▶ _EXERCISE_: Print the lines of the records below word for word, starting at the first line and ending with the line that contains "report-list-item[interactable]: Narrative Report".

---

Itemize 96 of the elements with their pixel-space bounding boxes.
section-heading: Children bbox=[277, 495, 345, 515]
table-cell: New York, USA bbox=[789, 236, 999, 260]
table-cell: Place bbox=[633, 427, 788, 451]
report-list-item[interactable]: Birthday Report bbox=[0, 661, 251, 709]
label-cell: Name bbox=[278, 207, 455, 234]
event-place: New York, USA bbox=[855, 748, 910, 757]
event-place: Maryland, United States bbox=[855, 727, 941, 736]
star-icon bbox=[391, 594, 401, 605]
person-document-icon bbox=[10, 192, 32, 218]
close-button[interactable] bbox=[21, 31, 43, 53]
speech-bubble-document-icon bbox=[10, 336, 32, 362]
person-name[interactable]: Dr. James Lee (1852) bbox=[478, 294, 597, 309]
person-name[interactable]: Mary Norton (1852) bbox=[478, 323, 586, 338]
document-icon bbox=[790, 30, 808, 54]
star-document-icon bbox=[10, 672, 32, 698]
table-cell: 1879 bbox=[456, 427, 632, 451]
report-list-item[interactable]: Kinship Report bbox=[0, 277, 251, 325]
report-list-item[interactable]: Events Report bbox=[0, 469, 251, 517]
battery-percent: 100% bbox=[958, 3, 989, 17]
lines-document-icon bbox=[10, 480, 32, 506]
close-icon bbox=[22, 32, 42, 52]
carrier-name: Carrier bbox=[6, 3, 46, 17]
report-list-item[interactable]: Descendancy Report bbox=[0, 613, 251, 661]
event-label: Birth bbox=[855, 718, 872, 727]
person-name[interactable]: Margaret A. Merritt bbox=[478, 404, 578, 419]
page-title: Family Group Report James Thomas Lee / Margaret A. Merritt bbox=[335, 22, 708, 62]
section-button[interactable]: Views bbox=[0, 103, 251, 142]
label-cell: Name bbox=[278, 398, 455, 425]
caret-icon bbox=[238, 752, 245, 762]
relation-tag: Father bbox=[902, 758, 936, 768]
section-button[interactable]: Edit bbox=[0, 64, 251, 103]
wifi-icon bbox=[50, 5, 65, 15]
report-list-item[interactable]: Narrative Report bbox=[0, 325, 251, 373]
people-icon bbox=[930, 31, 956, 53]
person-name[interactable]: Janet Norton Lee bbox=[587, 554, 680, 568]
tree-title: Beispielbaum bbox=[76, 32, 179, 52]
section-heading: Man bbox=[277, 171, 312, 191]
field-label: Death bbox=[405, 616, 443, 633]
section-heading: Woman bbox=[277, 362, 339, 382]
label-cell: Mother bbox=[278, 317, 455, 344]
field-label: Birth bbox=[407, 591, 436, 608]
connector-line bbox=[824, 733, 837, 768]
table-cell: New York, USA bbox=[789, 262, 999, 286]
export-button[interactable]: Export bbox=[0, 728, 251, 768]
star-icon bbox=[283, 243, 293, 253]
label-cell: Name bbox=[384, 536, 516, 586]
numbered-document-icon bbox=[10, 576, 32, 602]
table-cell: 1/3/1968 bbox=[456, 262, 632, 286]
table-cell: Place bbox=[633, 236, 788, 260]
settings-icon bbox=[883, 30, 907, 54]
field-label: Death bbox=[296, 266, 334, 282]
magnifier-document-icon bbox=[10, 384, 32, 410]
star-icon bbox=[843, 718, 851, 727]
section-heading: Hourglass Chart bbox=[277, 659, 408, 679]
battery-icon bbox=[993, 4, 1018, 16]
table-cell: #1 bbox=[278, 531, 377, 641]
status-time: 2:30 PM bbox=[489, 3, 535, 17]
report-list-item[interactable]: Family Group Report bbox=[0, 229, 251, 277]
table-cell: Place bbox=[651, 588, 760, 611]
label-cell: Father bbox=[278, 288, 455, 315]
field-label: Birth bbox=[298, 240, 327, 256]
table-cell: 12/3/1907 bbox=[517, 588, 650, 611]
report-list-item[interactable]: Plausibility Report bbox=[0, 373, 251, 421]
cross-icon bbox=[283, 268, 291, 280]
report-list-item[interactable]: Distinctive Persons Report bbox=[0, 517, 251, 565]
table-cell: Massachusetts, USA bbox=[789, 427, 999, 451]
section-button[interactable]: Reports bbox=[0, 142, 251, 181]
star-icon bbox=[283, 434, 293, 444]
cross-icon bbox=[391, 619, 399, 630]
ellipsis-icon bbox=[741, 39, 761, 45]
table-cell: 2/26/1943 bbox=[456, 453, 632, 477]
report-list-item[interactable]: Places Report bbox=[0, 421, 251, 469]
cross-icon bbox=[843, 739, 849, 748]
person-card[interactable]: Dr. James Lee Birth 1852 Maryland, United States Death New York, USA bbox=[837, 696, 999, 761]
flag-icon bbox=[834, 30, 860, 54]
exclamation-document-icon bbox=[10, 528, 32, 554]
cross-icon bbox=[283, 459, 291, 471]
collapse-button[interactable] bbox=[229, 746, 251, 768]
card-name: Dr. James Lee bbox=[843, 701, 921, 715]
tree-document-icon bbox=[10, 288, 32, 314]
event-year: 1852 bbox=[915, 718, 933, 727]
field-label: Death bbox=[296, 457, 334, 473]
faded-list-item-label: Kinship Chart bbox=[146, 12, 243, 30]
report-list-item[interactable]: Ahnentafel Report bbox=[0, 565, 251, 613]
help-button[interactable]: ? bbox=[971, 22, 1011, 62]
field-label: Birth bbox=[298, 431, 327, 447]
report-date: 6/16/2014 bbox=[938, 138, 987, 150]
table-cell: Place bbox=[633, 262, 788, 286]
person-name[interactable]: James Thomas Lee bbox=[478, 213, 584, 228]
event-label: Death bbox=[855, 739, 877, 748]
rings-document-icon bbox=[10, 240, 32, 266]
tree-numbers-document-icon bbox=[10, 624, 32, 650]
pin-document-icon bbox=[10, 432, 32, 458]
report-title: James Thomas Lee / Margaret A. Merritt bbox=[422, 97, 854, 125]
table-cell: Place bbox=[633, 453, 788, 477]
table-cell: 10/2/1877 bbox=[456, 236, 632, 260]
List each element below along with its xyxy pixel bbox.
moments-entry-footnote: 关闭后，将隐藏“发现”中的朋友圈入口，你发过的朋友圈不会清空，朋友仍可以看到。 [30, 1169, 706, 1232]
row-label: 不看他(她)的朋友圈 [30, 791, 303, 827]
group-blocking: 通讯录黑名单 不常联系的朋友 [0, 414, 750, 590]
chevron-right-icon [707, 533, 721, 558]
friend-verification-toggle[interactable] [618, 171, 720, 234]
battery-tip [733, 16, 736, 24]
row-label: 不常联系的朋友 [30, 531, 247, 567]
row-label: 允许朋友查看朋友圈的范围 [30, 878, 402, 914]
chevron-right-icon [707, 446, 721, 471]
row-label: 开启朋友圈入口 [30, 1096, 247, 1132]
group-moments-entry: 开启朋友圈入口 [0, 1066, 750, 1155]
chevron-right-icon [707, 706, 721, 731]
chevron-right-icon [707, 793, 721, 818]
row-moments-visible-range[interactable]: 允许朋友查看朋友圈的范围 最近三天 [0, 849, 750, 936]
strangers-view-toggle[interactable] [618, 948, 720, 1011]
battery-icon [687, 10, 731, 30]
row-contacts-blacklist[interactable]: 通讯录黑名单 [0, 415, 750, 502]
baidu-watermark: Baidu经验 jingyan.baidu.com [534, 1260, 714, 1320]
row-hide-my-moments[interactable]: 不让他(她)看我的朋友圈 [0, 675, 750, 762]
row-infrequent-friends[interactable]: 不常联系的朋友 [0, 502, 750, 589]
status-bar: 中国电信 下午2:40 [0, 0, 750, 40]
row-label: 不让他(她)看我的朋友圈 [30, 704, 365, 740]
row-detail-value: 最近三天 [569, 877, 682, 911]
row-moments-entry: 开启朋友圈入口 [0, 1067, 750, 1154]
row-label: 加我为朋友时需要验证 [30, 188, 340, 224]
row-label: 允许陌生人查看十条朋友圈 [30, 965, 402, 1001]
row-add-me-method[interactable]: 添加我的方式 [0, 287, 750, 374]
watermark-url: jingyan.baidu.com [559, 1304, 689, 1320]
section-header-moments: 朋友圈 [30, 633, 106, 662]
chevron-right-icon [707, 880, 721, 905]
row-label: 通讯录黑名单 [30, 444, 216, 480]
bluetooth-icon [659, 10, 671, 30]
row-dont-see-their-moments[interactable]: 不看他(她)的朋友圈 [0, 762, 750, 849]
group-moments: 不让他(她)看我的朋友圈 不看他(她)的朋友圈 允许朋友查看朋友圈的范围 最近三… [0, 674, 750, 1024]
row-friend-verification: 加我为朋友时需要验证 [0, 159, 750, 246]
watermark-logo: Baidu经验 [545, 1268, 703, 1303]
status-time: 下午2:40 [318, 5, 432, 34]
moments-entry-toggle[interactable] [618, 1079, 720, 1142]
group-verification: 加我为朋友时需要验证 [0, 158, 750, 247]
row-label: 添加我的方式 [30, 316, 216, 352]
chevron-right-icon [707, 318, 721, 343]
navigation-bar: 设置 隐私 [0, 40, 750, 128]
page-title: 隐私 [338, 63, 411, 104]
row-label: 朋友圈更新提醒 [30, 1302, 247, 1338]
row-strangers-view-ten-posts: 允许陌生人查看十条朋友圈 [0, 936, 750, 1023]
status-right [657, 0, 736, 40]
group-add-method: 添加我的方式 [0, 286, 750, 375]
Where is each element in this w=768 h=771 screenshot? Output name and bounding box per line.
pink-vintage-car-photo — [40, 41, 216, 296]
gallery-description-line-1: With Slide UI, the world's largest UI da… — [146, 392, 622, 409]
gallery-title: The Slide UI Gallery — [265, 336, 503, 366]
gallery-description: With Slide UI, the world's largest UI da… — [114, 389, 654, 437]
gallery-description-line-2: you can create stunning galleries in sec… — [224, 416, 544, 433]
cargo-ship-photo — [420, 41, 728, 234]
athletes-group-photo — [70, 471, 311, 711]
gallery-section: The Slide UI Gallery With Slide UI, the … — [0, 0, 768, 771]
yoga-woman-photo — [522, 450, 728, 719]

---

▶ _EXERCISE ANSWER_:
Itemize 96 of the elements with their pixel-space bounding boxes.
section-heading: Children bbox=[277, 495, 345, 515]
table-cell: New York, USA bbox=[789, 236, 999, 260]
table-cell: Place bbox=[633, 427, 788, 451]
report-list-item[interactable]: Birthday Report bbox=[0, 661, 251, 709]
label-cell: Name bbox=[278, 207, 455, 234]
event-place: New York, USA bbox=[855, 748, 910, 757]
event-place: Maryland, United States bbox=[855, 727, 941, 736]
star-icon bbox=[391, 594, 401, 605]
person-document-icon bbox=[10, 192, 32, 218]
close-button[interactable] bbox=[21, 31, 43, 53]
speech-bubble-document-icon bbox=[10, 336, 32, 362]
person-name[interactable]: Dr. James Lee (1852) bbox=[478, 294, 597, 309]
person-name[interactable]: Mary Norton (1852) bbox=[478, 323, 586, 338]
document-icon bbox=[790, 30, 808, 54]
star-document-icon bbox=[10, 672, 32, 698]
table-cell: 1879 bbox=[456, 427, 632, 451]
report-list-item[interactable]: Kinship Report bbox=[0, 277, 251, 325]
report-list-item[interactable]: Events Report bbox=[0, 469, 251, 517]
battery-percent: 100% bbox=[958, 3, 989, 17]
lines-document-icon bbox=[10, 480, 32, 506]
close-icon bbox=[22, 32, 42, 52]
carrier-name: Carrier bbox=[6, 3, 46, 17]
report-list-item[interactable]: Descendancy Report bbox=[0, 613, 251, 661]
event-label: Birth bbox=[855, 718, 872, 727]
person-name[interactable]: Margaret A. Merritt bbox=[478, 404, 578, 419]
page-title: Family Group Report James Thomas Lee / Margaret A. Merritt bbox=[335, 22, 708, 62]
section-button[interactable]: Views bbox=[0, 103, 251, 142]
label-cell: Name bbox=[278, 398, 455, 425]
caret-icon bbox=[238, 752, 245, 762]
relation-tag: Father bbox=[902, 758, 936, 768]
section-button[interactable]: Edit bbox=[0, 64, 251, 103]
wifi-icon bbox=[50, 5, 65, 15]
report-list-item[interactable]: Narrative Report bbox=[0, 325, 251, 373]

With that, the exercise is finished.